[START]
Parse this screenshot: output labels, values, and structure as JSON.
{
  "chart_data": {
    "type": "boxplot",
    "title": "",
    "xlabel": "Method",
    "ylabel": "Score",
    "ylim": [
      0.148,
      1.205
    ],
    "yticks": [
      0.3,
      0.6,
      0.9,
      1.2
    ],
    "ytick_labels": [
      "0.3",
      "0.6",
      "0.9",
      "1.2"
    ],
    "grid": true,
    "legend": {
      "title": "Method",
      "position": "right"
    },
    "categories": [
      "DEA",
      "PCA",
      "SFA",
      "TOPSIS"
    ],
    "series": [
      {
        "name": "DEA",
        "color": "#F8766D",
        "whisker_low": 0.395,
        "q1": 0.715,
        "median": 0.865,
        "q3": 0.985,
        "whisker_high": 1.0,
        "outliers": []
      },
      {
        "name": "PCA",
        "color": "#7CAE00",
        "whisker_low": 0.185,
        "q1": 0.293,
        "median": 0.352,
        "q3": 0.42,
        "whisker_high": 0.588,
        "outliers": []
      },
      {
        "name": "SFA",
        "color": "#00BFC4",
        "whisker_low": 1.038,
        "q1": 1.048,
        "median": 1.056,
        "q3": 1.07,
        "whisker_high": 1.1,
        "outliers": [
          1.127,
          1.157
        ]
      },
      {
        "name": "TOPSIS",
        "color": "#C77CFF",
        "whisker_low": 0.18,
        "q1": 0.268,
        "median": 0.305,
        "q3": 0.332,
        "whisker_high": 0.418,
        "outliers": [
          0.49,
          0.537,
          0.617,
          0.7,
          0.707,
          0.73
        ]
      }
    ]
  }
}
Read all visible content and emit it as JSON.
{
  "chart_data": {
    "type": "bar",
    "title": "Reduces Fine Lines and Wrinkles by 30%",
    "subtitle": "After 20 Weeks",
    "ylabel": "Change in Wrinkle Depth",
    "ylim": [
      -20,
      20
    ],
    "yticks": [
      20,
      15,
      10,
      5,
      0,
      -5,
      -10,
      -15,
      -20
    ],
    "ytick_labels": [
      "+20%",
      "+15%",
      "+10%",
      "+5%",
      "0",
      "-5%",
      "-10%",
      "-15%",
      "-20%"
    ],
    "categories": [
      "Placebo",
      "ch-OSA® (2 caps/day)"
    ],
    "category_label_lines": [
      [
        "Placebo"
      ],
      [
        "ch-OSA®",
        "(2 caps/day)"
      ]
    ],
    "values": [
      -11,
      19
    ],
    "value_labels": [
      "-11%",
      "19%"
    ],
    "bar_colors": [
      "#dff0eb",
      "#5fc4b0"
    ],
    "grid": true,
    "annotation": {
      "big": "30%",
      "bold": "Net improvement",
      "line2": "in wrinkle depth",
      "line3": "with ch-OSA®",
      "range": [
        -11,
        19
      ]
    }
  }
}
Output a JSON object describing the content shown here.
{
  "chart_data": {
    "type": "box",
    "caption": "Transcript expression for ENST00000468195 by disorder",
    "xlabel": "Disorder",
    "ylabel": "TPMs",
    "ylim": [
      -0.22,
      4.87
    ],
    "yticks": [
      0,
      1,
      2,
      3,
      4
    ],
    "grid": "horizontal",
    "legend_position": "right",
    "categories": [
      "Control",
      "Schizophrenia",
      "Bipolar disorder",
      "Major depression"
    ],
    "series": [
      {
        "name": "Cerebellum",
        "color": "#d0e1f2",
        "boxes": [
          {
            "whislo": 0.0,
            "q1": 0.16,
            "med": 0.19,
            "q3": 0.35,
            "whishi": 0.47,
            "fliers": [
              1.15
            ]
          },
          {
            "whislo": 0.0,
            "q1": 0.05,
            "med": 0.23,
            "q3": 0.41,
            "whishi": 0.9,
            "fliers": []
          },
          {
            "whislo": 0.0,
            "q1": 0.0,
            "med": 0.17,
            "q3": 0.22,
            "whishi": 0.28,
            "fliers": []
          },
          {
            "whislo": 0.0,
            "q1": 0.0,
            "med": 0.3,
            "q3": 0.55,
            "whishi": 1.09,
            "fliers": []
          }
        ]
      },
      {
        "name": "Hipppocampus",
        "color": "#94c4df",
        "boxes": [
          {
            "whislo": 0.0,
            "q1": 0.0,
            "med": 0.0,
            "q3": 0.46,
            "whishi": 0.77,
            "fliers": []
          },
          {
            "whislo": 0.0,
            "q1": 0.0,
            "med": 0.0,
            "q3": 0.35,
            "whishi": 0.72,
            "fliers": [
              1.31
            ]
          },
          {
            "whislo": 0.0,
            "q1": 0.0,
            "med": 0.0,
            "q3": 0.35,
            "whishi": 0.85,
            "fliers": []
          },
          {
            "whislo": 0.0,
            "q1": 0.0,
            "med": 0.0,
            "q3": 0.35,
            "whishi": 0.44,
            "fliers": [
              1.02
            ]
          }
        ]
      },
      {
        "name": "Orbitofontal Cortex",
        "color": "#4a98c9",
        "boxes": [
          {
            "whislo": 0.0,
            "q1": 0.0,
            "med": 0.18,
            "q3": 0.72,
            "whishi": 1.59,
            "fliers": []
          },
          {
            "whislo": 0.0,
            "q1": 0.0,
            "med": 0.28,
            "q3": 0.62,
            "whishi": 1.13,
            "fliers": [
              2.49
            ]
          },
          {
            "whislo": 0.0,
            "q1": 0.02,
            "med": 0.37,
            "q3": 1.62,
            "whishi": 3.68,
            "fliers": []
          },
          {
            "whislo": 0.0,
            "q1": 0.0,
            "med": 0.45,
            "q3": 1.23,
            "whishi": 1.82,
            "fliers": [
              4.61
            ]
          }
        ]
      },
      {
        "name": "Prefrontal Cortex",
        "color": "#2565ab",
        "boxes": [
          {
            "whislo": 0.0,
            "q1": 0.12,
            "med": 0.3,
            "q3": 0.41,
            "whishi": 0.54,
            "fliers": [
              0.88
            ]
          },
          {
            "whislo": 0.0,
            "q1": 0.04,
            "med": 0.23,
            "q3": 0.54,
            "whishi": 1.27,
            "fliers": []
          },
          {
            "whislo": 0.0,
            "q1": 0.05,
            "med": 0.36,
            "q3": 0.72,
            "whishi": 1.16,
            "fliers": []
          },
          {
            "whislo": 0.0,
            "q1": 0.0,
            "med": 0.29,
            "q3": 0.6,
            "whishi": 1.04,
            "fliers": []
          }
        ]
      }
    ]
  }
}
[END]
Output the entries verbatim.

Full solution:
Parse this screenshot: output labels, values, and structure as JSON.
{
  "chart_data": {
    "type": "boxplot",
    "title": "",
    "xlabel": "Method",
    "ylabel": "Score",
    "ylim": [
      0.148,
      1.205
    ],
    "yticks": [
      0.3,
      0.6,
      0.9,
      1.2
    ],
    "ytick_labels": [
      "0.3",
      "0.6",
      "0.9",
      "1.2"
    ],
    "grid": true,
    "legend": {
      "title": "Method",
      "position": "right"
    },
    "categories": [
      "DEA",
      "PCA",
      "SFA",
      "TOPSIS"
    ],
    "series": [
      {
        "name": "DEA",
        "color": "#F8766D",
        "whisker_low": 0.395,
        "q1": 0.715,
        "median": 0.865,
        "q3": 0.985,
        "whisker_high": 1.0,
        "outliers": []
      },
      {
        "name": "PCA",
        "color": "#7CAE00",
        "whisker_low": 0.185,
        "q1": 0.293,
        "median": 0.352,
        "q3": 0.42,
        "whisker_high": 0.588,
        "outliers": []
      },
      {
        "name": "SFA",
        "color": "#00BFC4",
        "whisker_low": 1.038,
        "q1": 1.048,
        "median": 1.056,
        "q3": 1.07,
        "whisker_high": 1.1,
        "outliers": [
          1.127,
          1.157
        ]
      },
      {
        "name": "TOPSIS",
        "color": "#C77CFF",
        "whisker_low": 0.18,
        "q1": 0.268,
        "median": 0.305,
        "q3": 0.332,
        "whisker_high": 0.418,
        "outliers": [
          0.49,
          0.537,
          0.617,
          0.7,
          0.707,
          0.73
        ]
      }
    ]
  }
}
Read all visible content and emit it as JSON.
{
  "chart_data": {
    "type": "bar",
    "title": "Reduces Fine Lines and Wrinkles by 30%",
    "subtitle": "After 20 Weeks",
    "ylabel": "Change in Wrinkle Depth",
    "ylim": [
      -20,
      20
    ],
    "yticks": [
      20,
      15,
      10,
      5,
      0,
      -5,
      -10,
      -15,
      -20
    ],
    "ytick_labels": [
      "+20%",
      "+15%",
      "+10%",
      "+5%",
      "0",
      "-5%",
      "-10%",
      "-15%",
      "-20%"
    ],
    "categories": [
      "Placebo",
      "ch-OSA® (2 caps/day)"
    ],
    "category_label_lines": [
      [
        "Placebo"
      ],
      [
        "ch-OSA®",
        "(2 caps/day)"
      ]
    ],
    "values": [
      -11,
      19
    ],
    "value_labels": [
      "-11%",
      "19%"
    ],
    "bar_colors": [
      "#dff0eb",
      "#5fc4b0"
    ],
    "grid": true,
    "annotation": {
      "big": "30%",
      "bold": "Net improvement",
      "line2": "in wrinkle depth",
      "line3": "with ch-OSA®",
      "range": [
        -11,
        19
      ]
    }
  }
}
Output a JSON object describing the content shown here.
{
  "chart_data": {
    "type": "box",
    "caption": "Transcript expression for ENST00000468195 by disorder",
    "xlabel": "Disorder",
    "ylabel": "TPMs",
    "ylim": [
      -0.22,
      4.87
    ],
    "yticks": [
      0,
      1,
      2,
      3,
      4
    ],
    "grid": "horizontal",
    "legend_position": "right",
    "categories": [
      "Control",
      "Schizophrenia",
      "Bipolar disorder",
      "Major depression"
    ],
    "series": [
      {
        "name": "Cerebellum",
        "color": "#d0e1f2",
        "boxes": [
          {
            "whislo": 0.0,
            "q1": 0.16,
            "med": 0.19,
            "q3": 0.35,
            "whishi": 0.47,
            "fliers": [
              1.15
            ]
          },
          {
            "whislo": 0.0,
            "q1": 0.05,
            "med": 0.23,
            "q3": 0.41,
            "whishi": 0.9,
            "fliers": []
          },
          {
            "whislo": 0.0,
            "q1": 0.0,
            "med": 0.17,
            "q3": 0.22,
            "whishi": 0.28,
            "fliers": []
          },
          {
            "whislo": 0.0,
            "q1": 0.0,
            "med": 0.3,
            "q3": 0.55,
            "whishi": 1.09,
            "fliers": []
          }
        ]
      },
      {
        "name": "Hipppocampus",
        "color": "#94c4df",
        "boxes": [
          {
            "whislo": 0.0,
            "q1": 0.0,
            "med": 0.0,
            "q3": 0.46,
            "whishi": 0.77,
            "fliers": []
          },
          {
            "whislo": 0.0,
            "q1": 0.0,
            "med": 0.0,
            "q3": 0.35,
            "whishi": 0.72,
            "fliers": [
              1.31
            ]
          },
          {
            "whislo": 0.0,
            "q1": 0.0,
            "med": 0.0,
            "q3": 0.35,
            "whishi": 0.85,
            "fliers": []
          },
          {
            "whislo": 0.0,
            "q1": 0.0,
            "med": 0.0,
            "q3": 0.35,
            "whishi": 0.44,
            "fliers": [
              1.02
            ]
          }
        ]
      },
      {
        "name": "Orbitofontal Cortex",
        "color": "#4a98c9",
        "boxes": [
          {
            "whislo": 0.0,
            "q1": 0.0,
            "med": 0.18,
            "q3": 0.72,
            "whishi": 1.59,
            "fliers": []
          },
          {
            "whislo": 0.0,
            "q1": 0.0,
            "med": 0.28,
            "q3": 0.62,
            "whishi": 1.13,
            "fliers": [
              2.49
            ]
          },
          {
            "whislo": 0.0,
            "q1": 0.02,
            "med": 0.37,
            "q3": 1.62,
            "whishi": 3.68,
            "fliers": []
          },
          {
            "whislo": 0.0,
            "q1": 0.0,
            "med": 0.45,
            "q3": 1.23,
            "whishi": 1.82,
            "fliers": [
              4.61
            ]
          }
        ]
      },
      {
        "name": "Prefrontal Cortex",
        "color": "#2565ab",
        "boxes": [
          {
            "whislo": 0.0,
            "q1": 0.12,
            "med": 0.3,
            "q3": 0.41,
            "whishi": 0.54,
            "fliers": [
              0.88
            ]
          },
          {
            "whislo": 0.0,
            "q1": 0.04,
            "med": 0.23,
            "q3": 0.54,
            "whishi": 1.27,
            "fliers": []
          },
          {
            "whislo": 0.0,
            "q1": 0.05,
            "med": 0.36,
            "q3": 0.72,
            "whishi": 1.16,
            "fliers": []
          },
          {
            "whislo": 0.0,
            "q1": 0.0,
            "med": 0.29,
            "q3": 0.6,
            "whishi": 1.04,
            "fliers": []
          }
        ]
      }
    ]
  }
}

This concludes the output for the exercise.